━━━ DATA TO USE
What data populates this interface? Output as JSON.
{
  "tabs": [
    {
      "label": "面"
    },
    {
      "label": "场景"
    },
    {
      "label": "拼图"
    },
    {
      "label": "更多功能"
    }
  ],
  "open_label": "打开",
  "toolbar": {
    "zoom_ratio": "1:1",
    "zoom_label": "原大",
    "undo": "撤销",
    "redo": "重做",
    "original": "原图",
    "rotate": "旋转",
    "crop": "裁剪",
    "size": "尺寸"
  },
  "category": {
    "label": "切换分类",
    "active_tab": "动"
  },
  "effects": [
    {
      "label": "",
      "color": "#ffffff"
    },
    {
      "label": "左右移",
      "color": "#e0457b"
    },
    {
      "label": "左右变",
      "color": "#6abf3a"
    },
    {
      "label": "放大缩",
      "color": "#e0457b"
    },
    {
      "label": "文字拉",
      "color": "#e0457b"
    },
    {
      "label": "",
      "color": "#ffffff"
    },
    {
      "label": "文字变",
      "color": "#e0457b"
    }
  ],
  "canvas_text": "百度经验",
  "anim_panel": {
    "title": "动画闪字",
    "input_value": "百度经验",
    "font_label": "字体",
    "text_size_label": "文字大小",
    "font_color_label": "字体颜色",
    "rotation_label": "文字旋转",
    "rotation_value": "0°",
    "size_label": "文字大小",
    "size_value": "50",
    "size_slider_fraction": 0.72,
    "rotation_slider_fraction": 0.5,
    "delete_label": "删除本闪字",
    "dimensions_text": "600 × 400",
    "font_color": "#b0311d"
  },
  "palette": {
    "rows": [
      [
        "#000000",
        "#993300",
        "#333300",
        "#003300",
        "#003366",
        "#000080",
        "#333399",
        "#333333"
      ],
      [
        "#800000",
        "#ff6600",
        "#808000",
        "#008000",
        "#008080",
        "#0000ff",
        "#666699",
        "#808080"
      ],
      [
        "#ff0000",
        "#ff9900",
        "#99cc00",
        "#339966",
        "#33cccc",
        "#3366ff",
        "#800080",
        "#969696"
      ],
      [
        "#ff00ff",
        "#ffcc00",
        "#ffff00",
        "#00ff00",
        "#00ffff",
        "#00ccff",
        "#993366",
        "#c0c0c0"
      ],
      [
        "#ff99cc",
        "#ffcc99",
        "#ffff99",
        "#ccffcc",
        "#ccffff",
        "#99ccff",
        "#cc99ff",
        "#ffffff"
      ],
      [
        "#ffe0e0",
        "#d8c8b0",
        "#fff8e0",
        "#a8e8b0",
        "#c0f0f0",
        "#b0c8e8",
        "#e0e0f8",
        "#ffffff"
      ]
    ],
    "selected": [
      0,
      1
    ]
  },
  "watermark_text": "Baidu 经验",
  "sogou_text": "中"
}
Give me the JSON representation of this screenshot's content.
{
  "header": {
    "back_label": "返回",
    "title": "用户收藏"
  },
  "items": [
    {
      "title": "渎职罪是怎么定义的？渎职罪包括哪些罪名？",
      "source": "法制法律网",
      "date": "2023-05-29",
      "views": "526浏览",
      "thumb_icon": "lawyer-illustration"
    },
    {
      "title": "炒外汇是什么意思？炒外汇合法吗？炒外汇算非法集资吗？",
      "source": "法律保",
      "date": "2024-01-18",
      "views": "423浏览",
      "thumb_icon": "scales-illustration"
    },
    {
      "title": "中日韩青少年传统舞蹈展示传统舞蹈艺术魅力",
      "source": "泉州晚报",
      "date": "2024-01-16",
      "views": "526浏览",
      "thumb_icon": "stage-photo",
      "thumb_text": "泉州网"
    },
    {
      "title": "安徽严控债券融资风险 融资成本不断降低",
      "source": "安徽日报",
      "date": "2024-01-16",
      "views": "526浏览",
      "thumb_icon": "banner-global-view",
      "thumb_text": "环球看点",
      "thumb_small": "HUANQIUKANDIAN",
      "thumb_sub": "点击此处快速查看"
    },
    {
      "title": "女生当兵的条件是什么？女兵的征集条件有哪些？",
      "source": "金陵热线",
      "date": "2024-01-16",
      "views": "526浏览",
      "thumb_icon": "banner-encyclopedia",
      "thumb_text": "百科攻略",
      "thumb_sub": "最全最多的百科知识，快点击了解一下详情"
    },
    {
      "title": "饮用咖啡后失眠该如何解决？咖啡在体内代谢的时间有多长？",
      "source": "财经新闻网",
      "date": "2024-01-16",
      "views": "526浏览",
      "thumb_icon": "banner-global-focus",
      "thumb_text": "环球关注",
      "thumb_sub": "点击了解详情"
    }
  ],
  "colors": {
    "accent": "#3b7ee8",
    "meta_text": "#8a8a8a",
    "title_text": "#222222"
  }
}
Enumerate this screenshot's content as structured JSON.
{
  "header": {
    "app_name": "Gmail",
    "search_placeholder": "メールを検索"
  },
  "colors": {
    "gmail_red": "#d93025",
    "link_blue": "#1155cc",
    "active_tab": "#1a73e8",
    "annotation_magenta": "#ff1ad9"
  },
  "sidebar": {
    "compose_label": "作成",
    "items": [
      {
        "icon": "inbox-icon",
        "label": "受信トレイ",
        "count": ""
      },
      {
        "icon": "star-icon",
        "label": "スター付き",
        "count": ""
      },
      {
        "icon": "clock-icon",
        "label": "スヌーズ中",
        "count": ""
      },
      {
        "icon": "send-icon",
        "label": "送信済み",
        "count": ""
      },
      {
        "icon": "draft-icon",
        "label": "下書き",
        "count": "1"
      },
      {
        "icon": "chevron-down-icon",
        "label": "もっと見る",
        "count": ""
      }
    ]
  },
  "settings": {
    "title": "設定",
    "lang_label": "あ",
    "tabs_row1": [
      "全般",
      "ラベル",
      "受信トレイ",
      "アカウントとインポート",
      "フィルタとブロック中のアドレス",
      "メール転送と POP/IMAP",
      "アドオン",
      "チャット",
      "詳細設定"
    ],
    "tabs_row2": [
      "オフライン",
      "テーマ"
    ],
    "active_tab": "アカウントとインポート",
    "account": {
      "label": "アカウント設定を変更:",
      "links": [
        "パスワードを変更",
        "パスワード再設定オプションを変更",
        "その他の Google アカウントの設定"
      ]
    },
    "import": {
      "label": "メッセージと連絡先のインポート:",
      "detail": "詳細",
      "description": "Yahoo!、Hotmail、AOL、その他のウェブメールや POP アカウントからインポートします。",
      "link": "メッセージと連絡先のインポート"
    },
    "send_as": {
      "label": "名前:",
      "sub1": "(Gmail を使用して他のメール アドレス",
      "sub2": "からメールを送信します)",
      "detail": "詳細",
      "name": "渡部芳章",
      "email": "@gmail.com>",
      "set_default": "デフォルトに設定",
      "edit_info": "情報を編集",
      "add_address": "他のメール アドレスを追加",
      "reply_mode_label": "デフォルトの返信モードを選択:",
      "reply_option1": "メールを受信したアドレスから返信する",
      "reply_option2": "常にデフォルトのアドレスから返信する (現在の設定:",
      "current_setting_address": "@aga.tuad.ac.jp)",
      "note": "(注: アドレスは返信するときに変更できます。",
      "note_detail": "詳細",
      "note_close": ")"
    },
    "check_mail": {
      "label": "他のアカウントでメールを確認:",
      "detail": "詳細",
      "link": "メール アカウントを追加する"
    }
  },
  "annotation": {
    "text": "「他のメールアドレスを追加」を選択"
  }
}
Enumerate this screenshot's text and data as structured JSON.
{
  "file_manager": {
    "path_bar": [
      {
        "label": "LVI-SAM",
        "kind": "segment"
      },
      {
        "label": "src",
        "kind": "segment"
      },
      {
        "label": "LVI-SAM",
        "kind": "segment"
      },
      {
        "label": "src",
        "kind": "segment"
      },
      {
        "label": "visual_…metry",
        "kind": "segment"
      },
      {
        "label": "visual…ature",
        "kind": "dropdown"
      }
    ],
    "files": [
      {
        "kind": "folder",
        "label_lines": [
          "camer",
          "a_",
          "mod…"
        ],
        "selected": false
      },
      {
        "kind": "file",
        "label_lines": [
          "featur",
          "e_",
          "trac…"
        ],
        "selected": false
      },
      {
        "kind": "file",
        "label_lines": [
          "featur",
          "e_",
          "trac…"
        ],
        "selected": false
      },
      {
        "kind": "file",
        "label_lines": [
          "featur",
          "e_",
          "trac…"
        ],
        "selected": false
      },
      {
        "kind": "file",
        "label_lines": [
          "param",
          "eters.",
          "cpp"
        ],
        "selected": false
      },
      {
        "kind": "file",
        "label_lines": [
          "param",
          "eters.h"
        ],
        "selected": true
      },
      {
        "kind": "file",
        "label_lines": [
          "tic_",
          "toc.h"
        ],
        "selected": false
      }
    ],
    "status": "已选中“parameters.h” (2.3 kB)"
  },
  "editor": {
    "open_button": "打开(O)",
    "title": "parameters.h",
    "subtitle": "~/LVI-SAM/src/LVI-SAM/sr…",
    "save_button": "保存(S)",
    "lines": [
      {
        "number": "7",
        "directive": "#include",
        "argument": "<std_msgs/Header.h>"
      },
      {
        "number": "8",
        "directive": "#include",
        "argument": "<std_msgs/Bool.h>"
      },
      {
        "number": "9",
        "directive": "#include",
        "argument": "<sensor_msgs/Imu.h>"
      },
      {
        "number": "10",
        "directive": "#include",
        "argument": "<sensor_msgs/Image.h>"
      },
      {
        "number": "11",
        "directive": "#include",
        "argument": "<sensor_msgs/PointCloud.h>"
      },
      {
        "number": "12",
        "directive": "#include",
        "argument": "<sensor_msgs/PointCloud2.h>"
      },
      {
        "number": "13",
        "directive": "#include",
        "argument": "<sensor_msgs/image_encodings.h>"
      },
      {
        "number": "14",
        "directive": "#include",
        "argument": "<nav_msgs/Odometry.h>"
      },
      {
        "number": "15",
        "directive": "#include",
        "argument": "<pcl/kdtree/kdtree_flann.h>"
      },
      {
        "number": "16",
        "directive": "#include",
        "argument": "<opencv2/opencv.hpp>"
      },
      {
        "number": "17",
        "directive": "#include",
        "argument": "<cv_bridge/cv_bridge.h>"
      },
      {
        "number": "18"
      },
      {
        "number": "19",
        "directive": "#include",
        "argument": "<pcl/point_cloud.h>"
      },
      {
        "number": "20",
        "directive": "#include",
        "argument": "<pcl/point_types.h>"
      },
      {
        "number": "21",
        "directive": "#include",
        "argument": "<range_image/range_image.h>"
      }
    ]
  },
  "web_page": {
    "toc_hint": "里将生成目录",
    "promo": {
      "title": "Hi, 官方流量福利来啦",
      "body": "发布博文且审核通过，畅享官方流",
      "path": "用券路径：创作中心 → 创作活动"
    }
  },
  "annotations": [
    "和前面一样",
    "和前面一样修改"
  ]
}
━━━━━━
SET PROBLEM: Pull out all lines in the data above that include "source".

SOLUTION TO THE PROBLEM:
      "source": "法制法律网",
      "source": "法律保",
      "source": "泉州晚报",
      "source": "安徽日报",
      "source": "金陵热线",
      "source": "财经新闻网",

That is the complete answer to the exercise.